------ Record list

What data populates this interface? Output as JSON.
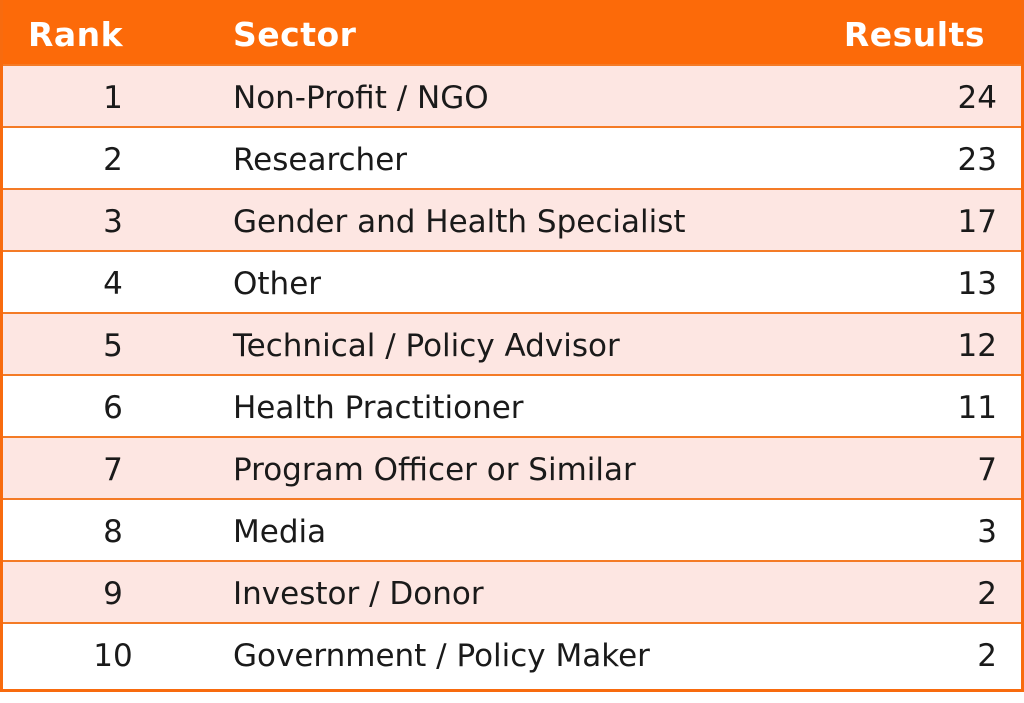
{
  "table": {
    "headers": {
      "rank": "Rank",
      "sector": "Sector",
      "results": "Results"
    },
    "rows": [
      {
        "rank": "1",
        "sector": "Non-Profit / NGO",
        "results": "24"
      },
      {
        "rank": "2",
        "sector": "Researcher",
        "results": "23"
      },
      {
        "rank": "3",
        "sector": "Gender and Health Specialist",
        "results": "17"
      },
      {
        "rank": "4",
        "sector": "Other",
        "results": "13"
      },
      {
        "rank": "5",
        "sector": "Technical / Policy Advisor",
        "results": "12"
      },
      {
        "rank": "6",
        "sector": "Health Practitioner",
        "results": "11"
      },
      {
        "rank": "7",
        "sector": "Program Officer or Similar",
        "results": "7"
      },
      {
        "rank": "8",
        "sector": "Media",
        "results": "3"
      },
      {
        "rank": "9",
        "sector": "Investor / Donor",
        "results": "2"
      },
      {
        "rank": "10",
        "sector": "Government / Policy Maker",
        "results": "2"
      }
    ]
  },
  "colors": {
    "header_bg": "#fc6a09",
    "border": "#f47b26",
    "odd_row_bg": "#fde6e2",
    "even_row_bg": "#ffffff"
  },
  "chart_data": {
    "type": "table",
    "columns": [
      "Rank",
      "Sector",
      "Results"
    ],
    "rows": [
      [
        1,
        "Non-Profit / NGO",
        24
      ],
      [
        2,
        "Researcher",
        23
      ],
      [
        3,
        "Gender and Health Specialist",
        17
      ],
      [
        4,
        "Other",
        13
      ],
      [
        5,
        "Technical / Policy Advisor",
        12
      ],
      [
        6,
        "Health Practitioner",
        11
      ],
      [
        7,
        "Program Officer or Similar",
        7
      ],
      [
        8,
        "Media",
        3
      ],
      [
        9,
        "Investor / Donor",
        2
      ],
      [
        10,
        "Government / Policy Maker",
        2
      ]
    ]
  }
}
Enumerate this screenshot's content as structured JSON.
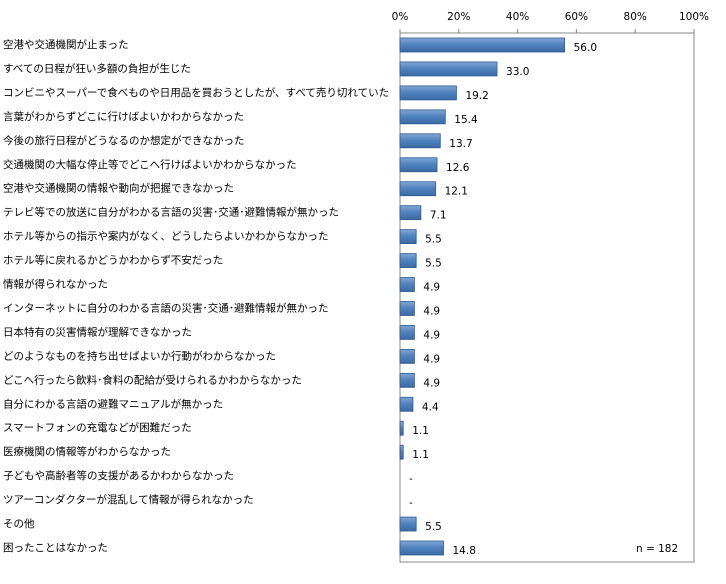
{
  "chart_data": {
    "type": "bar",
    "orientation": "horizontal",
    "categories": [
      "空港や交通機関が止まった",
      "すべての日程が狂い多額の負担が生じた",
      "コンビニやスーパーで食べものや日用品を買おうとしたが、すべて売り切れていた",
      "言葉がわからずどこに行けばよいかわからなかった",
      "今後の旅行日程がどうなるのか想定ができなかった",
      "交通機関の大幅な停止等でどこへ行けばよいかわからなかった",
      "空港や交通機関の情報や動向が把握できなかった",
      "テレビ等での放送に自分がわかる言語の災害･交通･避難情報が無かった",
      "ホテル等からの指示や案内がなく、どうしたらよいかわからなかった",
      "ホテル等に戻れるかどうかわからず不安だった",
      "情報が得られなかった",
      "インターネットに自分のわかる言語の災害･交通･避難情報が無かった",
      "日本特有の災害情報が理解できなかった",
      "どのようなものを持ち出せばよいか行動がわからなかった",
      "どこへ行ったら飲料･食料の配給が受けられるかわからなかった",
      "自分にわかる言語の避難マニュアルが無かった",
      "スマートフォンの充電などが困難だった",
      "医療機関の情報等がわからなかった",
      "子どもや高齢者等の支援があるかわからなかった",
      "ツアーコンダクターが混乱して情報が得られなかった",
      "その他",
      "困ったことはなかった"
    ],
    "values": [
      56.0,
      33.0,
      19.2,
      15.4,
      13.7,
      12.6,
      12.1,
      7.1,
      5.5,
      5.5,
      4.9,
      4.9,
      4.9,
      4.9,
      4.9,
      4.4,
      1.1,
      1.1,
      null,
      null,
      5.5,
      14.8
    ],
    "value_labels": [
      "56.0",
      "33.0",
      "19.2",
      "15.4",
      "13.7",
      "12.6",
      "12.1",
      "7.1",
      "5.5",
      "5.5",
      "4.9",
      "4.9",
      "4.9",
      "4.9",
      "4.9",
      "4.4",
      "1.1",
      "1.1",
      "-",
      "-",
      "5.5",
      "14.8"
    ],
    "color": "#4f81bd",
    "xlim": [
      0,
      100
    ],
    "xticks": [
      {
        "value": 0,
        "label": "0%"
      },
      {
        "value": 20,
        "label": "20%"
      },
      {
        "value": 40,
        "label": "40%"
      },
      {
        "value": 60,
        "label": "60%"
      },
      {
        "value": 80,
        "label": "80%"
      },
      {
        "value": 100,
        "label": "100%"
      }
    ],
    "annotation": "n = 182"
  }
}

------------

Task instructions: Send back the data above word for word, with the pictures left out.

The output:
What data populates this interface? Output as JSON.
{
  "table": {
    "headers": {
      "rank": "Rank",
      "sector": "Sector",
      "results": "Results"
    },
    "rows": [
      {
        "rank": "1",
        "sector": "Non-Profit / NGO",
        "results": "24"
      },
      {
        "rank": "2",
        "sector": "Researcher",
        "results": "23"
      },
      {
        "rank": "3",
        "sector": "Gender and Health Specialist",
        "results": "17"
      },
      {
        "rank": "4",
        "sector": "Other",
        "results": "13"
      },
      {
        "rank": "5",
        "sector": "Technical / Policy Advisor",
        "results": "12"
      },
      {
        "rank": "6",
        "sector": "Health Practitioner",
        "results": "11"
      },
      {
        "rank": "7",
        "sector": "Program Officer or Similar",
        "results": "7"
      },
      {
        "rank": "8",
        "sector": "Media",
        "results": "3"
      },
      {
        "rank": "9",
        "sector": "Investor / Donor",
        "results": "2"
      },
      {
        "rank": "10",
        "sector": "Government / Policy Maker",
        "results": "2"
      }
    ]
  },
  "colors": {
    "header_bg": "#fc6a09",
    "border": "#f47b26",
    "odd_row_bg": "#fde6e2",
    "even_row_bg": "#ffffff"
  },
  "chart_data": {
    "type": "table",
    "columns": [
      "Rank",
      "Sector",
      "Results"
    ],
    "rows": [
      [
        1,
        "Non-Profit / NGO",
        24
      ],
      [
        2,
        "Researcher",
        23
      ],
      [
        3,
        "Gender and Health Specialist",
        17
      ],
      [
        4,
        "Other",
        13
      ],
      [
        5,
        "Technical / Policy Advisor",
        12
      ],
      [
        6,
        "Health Practitioner",
        11
      ],
      [
        7,
        "Program Officer or Similar",
        7
      ],
      [
        8,
        "Media",
        3
      ],
      [
        9,
        "Investor / Donor",
        2
      ],
      [
        10,
        "Government / Policy Maker",
        2
      ]
    ]
  }
}
Enumerate this screenshot's content as structured JSON.
{
  "chart_data": {
    "type": "bar",
    "orientation": "horizontal",
    "categories": [
      "空港や交通機関が止まった",
      "すべての日程が狂い多額の負担が生じた",
      "コンビニやスーパーで食べものや日用品を買おうとしたが、すべて売り切れていた",
      "言葉がわからずどこに行けばよいかわからなかった",
      "今後の旅行日程がどうなるのか想定ができなかった",
      "交通機関の大幅な停止等でどこへ行けばよいかわからなかった",
      "空港や交通機関の情報や動向が把握できなかった",
      "テレビ等での放送に自分がわかる言語の災害･交通･避難情報が無かった",
      "ホテル等からの指示や案内がなく、どうしたらよいかわからなかった",
      "ホテル等に戻れるかどうかわからず不安だった",
      "情報が得られなかった",
      "インターネットに自分のわかる言語の災害･交通･避難情報が無かった",
      "日本特有の災害情報が理解できなかった",
      "どのようなものを持ち出せばよいか行動がわからなかった",
      "どこへ行ったら飲料･食料の配給が受けられるかわからなかった",
      "自分にわかる言語の避難マニュアルが無かった",
      "スマートフォンの充電などが困難だった",
      "医療機関の情報等がわからなかった",
      "子どもや高齢者等の支援があるかわからなかった",
      "ツアーコンダクターが混乱して情報が得られなかった",
      "その他",
      "困ったことはなかった"
    ],
    "values": [
      56.0,
      33.0,
      19.2,
      15.4,
      13.7,
      12.6,
      12.1,
      7.1,
      5.5,
      5.5,
      4.9,
      4.9,
      4.9,
      4.9,
      4.9,
      4.4,
      1.1,
      1.1,
      null,
      null,
      5.5,
      14.8
    ],
    "value_labels": [
      "56.0",
      "33.0",
      "19.2",
      "15.4",
      "13.7",
      "12.6",
      "12.1",
      "7.1",
      "5.5",
      "5.5",
      "4.9",
      "4.9",
      "4.9",
      "4.9",
      "4.9",
      "4.4",
      "1.1",
      "1.1",
      "-",
      "-",
      "5.5",
      "14.8"
    ],
    "color": "#4f81bd",
    "xlim": [
      0,
      100
    ],
    "xticks": [
      {
        "value": 0,
        "label": "0%"
      },
      {
        "value": 20,
        "label": "20%"
      },
      {
        "value": 40,
        "label": "40%"
      },
      {
        "value": 60,
        "label": "60%"
      },
      {
        "value": 80,
        "label": "80%"
      },
      {
        "value": 100,
        "label": "100%"
      }
    ],
    "annotation": "n = 182"
  }
}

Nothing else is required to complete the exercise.